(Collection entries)
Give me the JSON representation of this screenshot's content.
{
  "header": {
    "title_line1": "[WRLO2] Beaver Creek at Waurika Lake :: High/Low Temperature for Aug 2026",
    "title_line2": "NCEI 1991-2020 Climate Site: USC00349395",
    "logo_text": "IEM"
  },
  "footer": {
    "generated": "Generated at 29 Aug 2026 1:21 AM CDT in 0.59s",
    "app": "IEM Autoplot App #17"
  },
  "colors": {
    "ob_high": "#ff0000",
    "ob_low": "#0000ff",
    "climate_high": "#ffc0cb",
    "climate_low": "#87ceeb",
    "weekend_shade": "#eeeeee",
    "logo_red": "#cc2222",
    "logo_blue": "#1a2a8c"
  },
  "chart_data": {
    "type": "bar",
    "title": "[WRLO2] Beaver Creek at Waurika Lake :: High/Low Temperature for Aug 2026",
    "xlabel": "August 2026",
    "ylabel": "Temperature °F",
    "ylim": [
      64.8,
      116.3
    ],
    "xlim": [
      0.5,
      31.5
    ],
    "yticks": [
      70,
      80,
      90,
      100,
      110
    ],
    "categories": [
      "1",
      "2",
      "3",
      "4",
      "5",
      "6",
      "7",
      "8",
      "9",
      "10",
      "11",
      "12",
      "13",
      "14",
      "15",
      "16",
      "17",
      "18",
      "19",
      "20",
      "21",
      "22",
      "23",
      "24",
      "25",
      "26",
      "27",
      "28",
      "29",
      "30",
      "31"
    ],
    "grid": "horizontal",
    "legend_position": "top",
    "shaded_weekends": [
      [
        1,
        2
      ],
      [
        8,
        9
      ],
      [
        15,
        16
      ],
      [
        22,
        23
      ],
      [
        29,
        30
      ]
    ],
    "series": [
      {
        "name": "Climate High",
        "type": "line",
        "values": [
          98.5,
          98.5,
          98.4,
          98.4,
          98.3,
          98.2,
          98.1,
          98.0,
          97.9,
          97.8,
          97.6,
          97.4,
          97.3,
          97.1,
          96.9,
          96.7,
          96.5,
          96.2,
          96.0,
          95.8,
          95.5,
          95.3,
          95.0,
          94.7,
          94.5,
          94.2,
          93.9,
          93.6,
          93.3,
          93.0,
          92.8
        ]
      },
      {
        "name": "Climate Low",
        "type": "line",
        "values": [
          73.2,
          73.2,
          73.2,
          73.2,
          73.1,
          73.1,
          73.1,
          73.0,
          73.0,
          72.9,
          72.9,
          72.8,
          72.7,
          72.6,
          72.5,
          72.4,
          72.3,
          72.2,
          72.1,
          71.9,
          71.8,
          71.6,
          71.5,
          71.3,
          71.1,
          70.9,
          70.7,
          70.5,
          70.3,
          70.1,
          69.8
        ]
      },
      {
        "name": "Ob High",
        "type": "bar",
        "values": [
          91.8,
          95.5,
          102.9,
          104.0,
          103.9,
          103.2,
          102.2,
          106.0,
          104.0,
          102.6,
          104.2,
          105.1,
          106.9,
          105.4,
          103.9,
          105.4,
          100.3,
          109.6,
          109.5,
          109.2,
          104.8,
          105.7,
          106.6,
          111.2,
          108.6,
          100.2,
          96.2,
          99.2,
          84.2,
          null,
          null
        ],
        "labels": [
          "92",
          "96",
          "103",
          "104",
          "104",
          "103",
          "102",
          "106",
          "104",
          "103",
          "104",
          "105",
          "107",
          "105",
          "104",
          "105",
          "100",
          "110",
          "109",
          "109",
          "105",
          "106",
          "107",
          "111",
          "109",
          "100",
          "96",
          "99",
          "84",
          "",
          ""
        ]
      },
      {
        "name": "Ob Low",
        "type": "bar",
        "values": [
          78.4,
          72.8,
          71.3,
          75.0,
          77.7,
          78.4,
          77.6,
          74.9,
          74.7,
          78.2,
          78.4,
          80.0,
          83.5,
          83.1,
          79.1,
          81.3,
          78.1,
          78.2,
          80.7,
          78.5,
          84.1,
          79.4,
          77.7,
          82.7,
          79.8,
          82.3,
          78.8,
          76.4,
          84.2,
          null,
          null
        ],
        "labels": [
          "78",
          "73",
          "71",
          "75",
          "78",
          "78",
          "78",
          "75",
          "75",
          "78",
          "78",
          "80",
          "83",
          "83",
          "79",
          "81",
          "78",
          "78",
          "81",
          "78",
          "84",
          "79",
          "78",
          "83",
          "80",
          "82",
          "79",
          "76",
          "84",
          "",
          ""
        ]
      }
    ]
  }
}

- [THE REQUEST]
Check each line in the listing above for the string "Beaver", then report how many lines contain it, with no other text.

- [EXERCISE RESULT]
2